* [Task to complete]:
Count how many lines in this material contain "troost". The answer is that number alone.

Start Supplied material

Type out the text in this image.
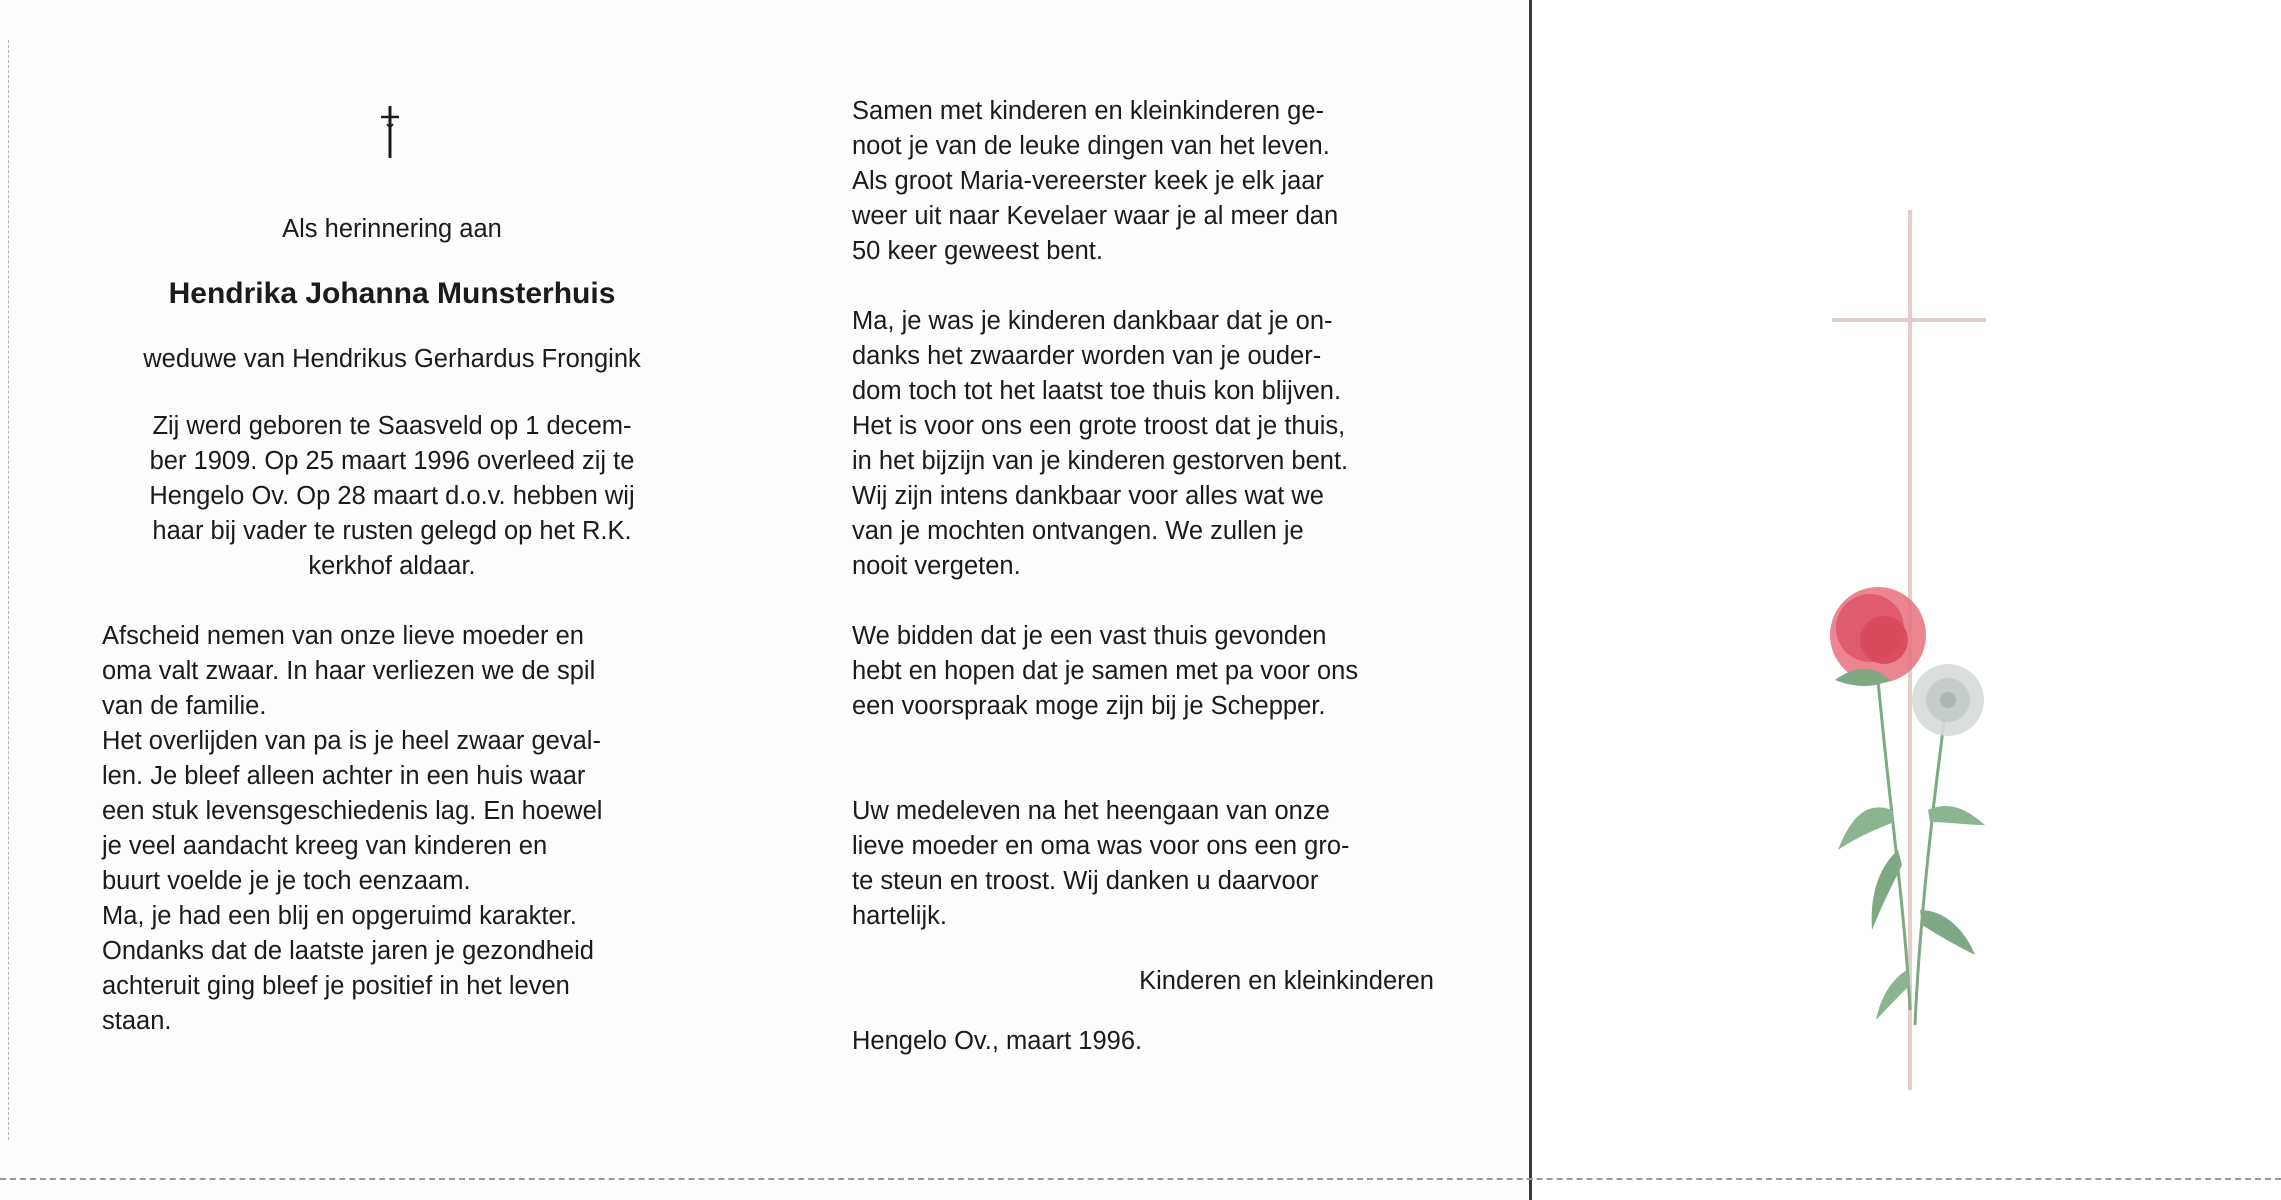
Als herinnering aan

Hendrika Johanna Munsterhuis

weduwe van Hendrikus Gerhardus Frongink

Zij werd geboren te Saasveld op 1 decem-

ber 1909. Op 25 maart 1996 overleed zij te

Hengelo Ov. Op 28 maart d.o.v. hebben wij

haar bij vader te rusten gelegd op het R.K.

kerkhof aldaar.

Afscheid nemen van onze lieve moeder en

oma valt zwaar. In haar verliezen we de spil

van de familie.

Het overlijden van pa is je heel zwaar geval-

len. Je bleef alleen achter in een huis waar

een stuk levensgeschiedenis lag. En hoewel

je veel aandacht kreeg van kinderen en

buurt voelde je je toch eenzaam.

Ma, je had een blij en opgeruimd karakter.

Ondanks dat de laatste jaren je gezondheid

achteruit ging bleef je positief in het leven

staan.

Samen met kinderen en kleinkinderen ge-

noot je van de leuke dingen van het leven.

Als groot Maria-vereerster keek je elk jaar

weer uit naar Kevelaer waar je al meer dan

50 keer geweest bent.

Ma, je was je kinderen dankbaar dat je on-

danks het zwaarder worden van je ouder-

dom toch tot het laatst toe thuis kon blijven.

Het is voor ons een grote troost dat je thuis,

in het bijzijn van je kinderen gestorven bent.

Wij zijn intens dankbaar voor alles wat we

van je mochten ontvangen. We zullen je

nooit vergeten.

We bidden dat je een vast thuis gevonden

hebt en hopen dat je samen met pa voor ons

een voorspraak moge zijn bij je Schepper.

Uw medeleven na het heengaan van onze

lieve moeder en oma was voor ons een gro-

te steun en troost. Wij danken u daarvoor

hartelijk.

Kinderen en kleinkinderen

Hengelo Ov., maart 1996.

End Supplied material
Start Supplied material

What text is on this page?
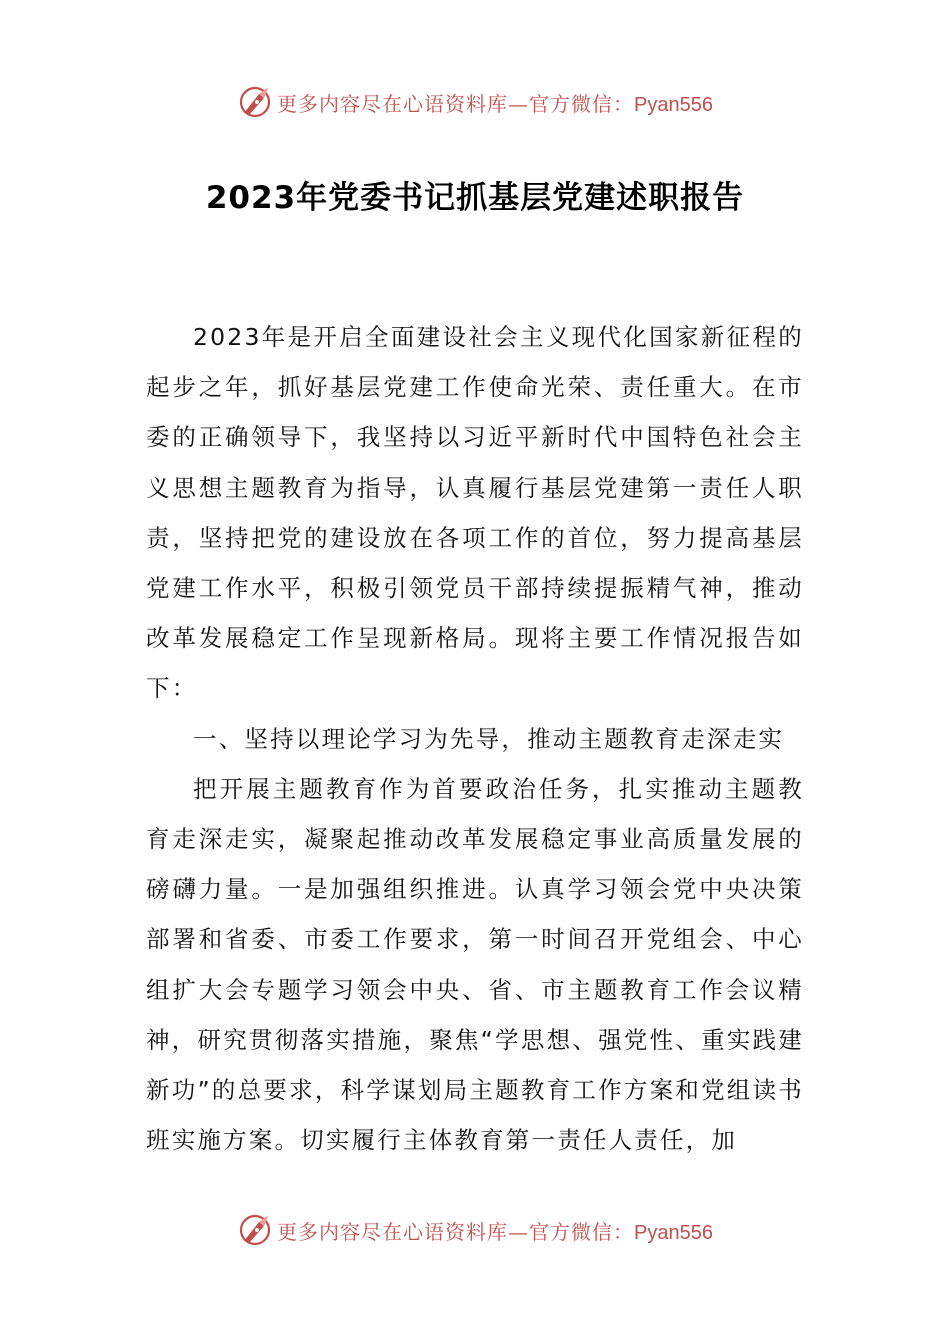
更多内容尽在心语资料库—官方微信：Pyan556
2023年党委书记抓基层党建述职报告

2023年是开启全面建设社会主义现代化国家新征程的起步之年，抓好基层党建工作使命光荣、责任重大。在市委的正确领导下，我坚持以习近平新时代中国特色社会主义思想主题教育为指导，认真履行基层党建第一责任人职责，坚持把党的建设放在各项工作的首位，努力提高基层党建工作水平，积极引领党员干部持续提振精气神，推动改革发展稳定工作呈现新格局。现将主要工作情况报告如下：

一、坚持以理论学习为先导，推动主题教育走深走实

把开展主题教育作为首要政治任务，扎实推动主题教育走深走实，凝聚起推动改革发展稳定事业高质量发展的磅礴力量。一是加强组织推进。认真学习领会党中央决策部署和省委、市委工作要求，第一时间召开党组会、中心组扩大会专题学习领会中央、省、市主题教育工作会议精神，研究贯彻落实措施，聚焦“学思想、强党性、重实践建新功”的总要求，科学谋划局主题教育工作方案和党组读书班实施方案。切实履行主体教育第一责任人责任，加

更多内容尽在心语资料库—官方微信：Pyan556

End Supplied material
Start Supplied material

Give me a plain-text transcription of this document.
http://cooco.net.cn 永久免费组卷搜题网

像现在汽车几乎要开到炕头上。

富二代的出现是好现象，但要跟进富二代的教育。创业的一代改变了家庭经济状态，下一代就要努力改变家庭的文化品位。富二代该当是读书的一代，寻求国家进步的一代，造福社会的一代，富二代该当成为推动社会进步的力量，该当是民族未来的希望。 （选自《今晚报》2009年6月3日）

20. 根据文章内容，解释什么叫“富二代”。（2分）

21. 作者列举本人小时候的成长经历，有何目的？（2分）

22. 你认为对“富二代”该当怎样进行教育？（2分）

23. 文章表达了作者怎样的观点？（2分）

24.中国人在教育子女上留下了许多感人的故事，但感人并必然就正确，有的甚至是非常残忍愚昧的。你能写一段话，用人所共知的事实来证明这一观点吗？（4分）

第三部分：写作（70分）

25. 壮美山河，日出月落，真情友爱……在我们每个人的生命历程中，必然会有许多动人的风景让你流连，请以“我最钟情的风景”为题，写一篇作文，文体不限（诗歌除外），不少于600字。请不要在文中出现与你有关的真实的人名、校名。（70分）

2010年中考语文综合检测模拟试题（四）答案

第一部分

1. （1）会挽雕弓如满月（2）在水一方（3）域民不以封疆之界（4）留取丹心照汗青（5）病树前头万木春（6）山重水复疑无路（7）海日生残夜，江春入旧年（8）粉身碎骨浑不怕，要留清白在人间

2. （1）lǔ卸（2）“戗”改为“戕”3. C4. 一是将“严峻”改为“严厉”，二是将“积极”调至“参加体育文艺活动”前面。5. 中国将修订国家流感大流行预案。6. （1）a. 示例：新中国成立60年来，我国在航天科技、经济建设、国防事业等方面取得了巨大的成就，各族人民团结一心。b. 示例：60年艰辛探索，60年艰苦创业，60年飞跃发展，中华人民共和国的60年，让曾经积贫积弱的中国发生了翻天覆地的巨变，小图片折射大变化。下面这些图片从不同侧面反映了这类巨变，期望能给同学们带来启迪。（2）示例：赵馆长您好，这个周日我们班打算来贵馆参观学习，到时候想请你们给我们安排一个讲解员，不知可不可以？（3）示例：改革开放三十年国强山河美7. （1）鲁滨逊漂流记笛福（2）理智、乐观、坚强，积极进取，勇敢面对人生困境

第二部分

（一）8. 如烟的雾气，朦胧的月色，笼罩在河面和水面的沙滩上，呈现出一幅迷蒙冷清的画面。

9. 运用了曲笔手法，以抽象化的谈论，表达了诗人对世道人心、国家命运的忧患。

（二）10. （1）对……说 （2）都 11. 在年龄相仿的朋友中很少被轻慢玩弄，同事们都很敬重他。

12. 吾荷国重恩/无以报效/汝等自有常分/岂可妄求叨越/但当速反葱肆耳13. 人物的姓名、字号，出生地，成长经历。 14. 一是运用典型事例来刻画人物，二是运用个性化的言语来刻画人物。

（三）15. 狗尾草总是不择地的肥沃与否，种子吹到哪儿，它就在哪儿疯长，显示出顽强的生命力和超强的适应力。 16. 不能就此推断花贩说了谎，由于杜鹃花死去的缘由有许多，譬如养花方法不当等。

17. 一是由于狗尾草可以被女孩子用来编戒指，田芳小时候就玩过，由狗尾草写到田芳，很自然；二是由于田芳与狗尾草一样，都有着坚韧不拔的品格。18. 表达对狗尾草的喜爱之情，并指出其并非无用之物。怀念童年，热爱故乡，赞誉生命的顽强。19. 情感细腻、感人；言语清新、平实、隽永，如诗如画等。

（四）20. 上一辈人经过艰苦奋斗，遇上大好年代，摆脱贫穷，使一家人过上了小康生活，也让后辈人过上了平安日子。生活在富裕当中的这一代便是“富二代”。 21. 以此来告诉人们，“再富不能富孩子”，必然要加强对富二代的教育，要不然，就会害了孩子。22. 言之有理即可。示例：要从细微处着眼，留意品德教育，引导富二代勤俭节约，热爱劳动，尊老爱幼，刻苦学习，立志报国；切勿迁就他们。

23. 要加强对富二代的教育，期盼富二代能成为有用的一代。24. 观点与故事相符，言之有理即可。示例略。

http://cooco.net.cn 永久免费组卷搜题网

End Supplied material

* [Answer for this exercise]:
2